- **Data supplied**:

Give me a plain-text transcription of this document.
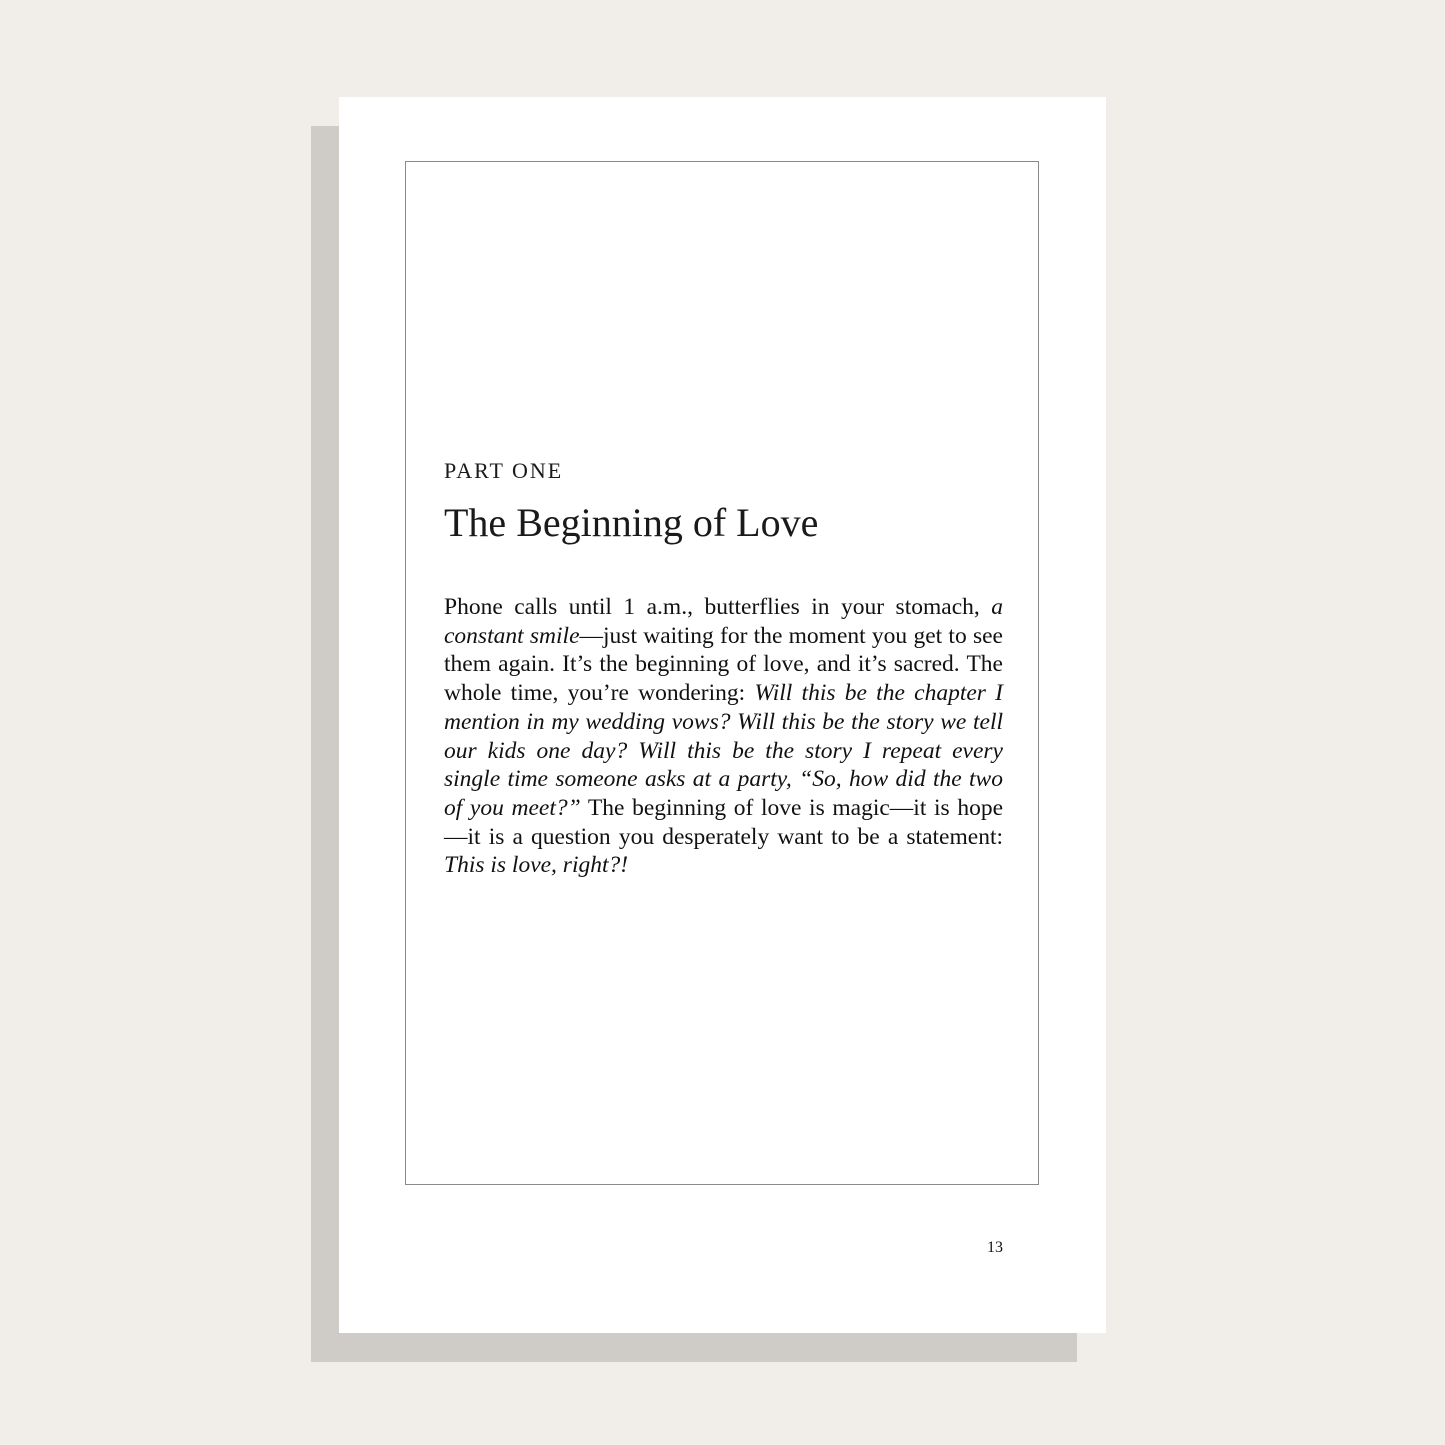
PART ONE
The Beginning of Love

Phone calls until 1 a.m., butterflies in your stomach, a constant smile—just waiting for the moment you get to see them again. It’s the beginning of love, and it’s sacred. The whole time, you’re wondering: Will this be the chapter I mention in my wedding vows? Will this be the story we tell our kids one day? Will this be the story I repeat every single time someone asks at a party, “So, how did the two of you meet?” The beginning of love is magic—it is hope—it is a question you desperately want to be a statement: This is love, right?!

13
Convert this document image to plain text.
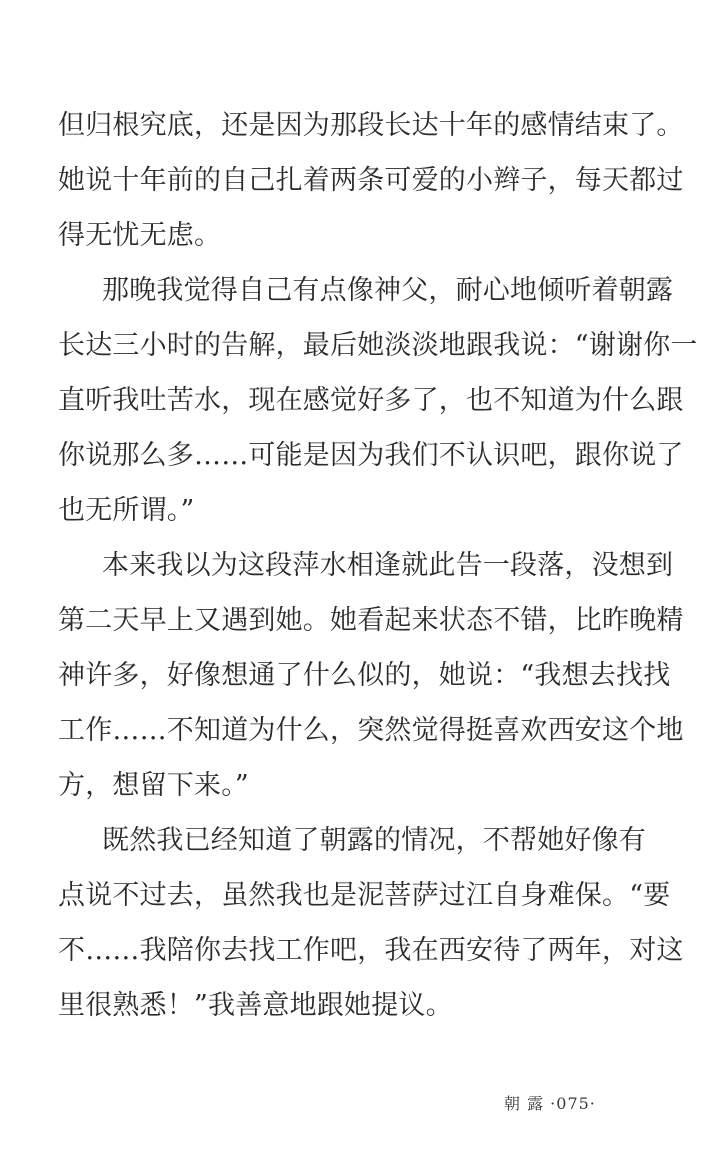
但归根究底，还是因为那段长达十年的感情结束了。
她说十年前的自己扎着两条可爱的小辫子，每天都过
得无忧无虑。
那晚我觉得自己有点像神父，耐心地倾听着朝露
长达三小时的告解，最后她淡淡地跟我说：“谢谢你一
直听我吐苦水，现在感觉好多了，也不知道为什么跟
你说那么多……可能是因为我们不认识吧，跟你说了
也无所谓。”
本来我以为这段萍水相逢就此告一段落，没想到
第二天早上又遇到她。她看起来状态不错，比昨晚精
神许多，好像想通了什么似的，她说：“我想去找找
工作……不知道为什么，突然觉得挺喜欢西安这个地
方，想留下来。”
既然我已经知道了朝露的情况，不帮她好像有
点说不过去，虽然我也是泥菩萨过江自身难保。“要
不……我陪你去找工作吧，我在西安待了两年，对这
里很熟悉！”我善意地跟她提议。
朝 露 ·075·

- **Aim**: Give back only a number, the number of lines where the string "plain" occurs.

- **Result of this task**: 2